* **Exercise requirements**
In the records below, count every line containing "vous". Reply with the number only.

* **Supplied records**
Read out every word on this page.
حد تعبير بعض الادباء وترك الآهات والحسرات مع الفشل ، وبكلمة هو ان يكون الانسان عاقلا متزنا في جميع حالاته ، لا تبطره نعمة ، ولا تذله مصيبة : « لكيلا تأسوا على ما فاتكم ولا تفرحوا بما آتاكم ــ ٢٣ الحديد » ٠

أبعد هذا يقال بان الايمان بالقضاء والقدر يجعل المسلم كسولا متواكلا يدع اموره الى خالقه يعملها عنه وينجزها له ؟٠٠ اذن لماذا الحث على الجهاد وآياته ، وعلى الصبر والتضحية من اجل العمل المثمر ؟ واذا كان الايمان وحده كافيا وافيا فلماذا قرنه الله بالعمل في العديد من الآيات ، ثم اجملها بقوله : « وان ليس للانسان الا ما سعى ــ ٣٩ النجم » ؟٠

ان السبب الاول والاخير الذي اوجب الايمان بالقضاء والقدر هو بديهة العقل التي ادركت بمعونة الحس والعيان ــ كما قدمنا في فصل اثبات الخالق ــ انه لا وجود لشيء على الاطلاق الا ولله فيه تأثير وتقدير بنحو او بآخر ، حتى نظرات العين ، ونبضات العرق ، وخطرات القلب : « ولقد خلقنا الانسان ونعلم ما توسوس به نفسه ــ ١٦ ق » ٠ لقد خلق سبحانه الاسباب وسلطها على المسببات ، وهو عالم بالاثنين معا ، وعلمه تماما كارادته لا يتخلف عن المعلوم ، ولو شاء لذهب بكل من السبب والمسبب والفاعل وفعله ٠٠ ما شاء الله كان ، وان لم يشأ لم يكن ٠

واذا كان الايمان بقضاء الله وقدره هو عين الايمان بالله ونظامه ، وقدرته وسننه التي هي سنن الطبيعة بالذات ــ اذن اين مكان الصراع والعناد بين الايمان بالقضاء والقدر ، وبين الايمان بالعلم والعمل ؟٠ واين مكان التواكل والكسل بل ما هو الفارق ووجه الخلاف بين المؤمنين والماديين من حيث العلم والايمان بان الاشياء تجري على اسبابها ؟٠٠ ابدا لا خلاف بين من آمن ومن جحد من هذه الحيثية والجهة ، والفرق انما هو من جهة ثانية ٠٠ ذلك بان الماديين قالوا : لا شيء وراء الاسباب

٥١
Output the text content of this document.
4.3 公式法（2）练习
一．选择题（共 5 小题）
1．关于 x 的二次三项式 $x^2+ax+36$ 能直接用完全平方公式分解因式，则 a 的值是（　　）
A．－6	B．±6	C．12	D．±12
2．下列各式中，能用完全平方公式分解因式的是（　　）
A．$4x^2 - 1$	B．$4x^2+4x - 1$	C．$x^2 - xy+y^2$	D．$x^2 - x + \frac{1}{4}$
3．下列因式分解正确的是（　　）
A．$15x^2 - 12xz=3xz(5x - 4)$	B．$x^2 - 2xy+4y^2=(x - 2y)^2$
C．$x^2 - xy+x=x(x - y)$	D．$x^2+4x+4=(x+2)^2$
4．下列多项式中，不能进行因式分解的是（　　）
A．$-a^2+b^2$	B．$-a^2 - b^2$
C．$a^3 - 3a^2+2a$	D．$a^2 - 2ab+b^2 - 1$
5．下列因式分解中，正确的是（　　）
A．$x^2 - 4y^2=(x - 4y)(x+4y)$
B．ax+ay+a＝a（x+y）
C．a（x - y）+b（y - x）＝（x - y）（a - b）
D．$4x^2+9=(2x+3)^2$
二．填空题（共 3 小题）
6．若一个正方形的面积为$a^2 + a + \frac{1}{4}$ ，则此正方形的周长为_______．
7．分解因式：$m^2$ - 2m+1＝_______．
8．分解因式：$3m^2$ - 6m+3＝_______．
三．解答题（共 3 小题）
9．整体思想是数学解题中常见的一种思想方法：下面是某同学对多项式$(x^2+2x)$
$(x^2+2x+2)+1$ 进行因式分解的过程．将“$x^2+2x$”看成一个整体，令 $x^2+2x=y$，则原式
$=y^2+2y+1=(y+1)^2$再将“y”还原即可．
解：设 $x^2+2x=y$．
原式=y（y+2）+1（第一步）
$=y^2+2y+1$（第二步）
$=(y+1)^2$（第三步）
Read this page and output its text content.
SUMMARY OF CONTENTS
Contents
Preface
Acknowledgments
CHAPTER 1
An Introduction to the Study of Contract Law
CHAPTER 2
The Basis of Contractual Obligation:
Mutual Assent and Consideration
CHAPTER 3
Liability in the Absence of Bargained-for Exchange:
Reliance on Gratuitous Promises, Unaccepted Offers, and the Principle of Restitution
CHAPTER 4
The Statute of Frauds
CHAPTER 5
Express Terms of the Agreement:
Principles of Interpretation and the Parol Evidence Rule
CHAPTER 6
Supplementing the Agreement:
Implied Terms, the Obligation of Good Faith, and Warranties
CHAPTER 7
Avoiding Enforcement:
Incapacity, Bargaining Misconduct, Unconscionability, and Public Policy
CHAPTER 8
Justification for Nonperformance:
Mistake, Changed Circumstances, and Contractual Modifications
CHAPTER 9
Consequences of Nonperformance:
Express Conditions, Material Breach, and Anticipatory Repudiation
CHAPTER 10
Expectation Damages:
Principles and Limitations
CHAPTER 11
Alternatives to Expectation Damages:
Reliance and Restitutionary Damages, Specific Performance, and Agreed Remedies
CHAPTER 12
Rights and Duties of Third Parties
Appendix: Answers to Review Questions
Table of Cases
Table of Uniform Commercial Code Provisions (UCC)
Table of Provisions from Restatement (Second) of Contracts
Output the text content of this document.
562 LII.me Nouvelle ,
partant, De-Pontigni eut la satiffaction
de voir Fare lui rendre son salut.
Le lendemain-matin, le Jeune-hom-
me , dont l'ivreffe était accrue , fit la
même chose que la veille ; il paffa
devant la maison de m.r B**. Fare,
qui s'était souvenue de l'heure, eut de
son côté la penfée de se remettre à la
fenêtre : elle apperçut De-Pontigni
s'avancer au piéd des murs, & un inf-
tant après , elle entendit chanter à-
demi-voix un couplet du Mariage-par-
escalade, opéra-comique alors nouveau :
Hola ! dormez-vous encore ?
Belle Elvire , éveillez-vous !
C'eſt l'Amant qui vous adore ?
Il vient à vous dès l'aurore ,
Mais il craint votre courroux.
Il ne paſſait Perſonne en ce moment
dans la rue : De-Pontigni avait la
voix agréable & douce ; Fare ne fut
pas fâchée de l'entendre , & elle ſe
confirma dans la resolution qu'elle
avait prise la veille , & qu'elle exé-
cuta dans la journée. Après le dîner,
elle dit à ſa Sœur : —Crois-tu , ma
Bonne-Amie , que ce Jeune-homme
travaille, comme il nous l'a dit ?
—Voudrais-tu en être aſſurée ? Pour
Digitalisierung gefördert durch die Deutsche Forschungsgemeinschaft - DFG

* **Solution to this task**
4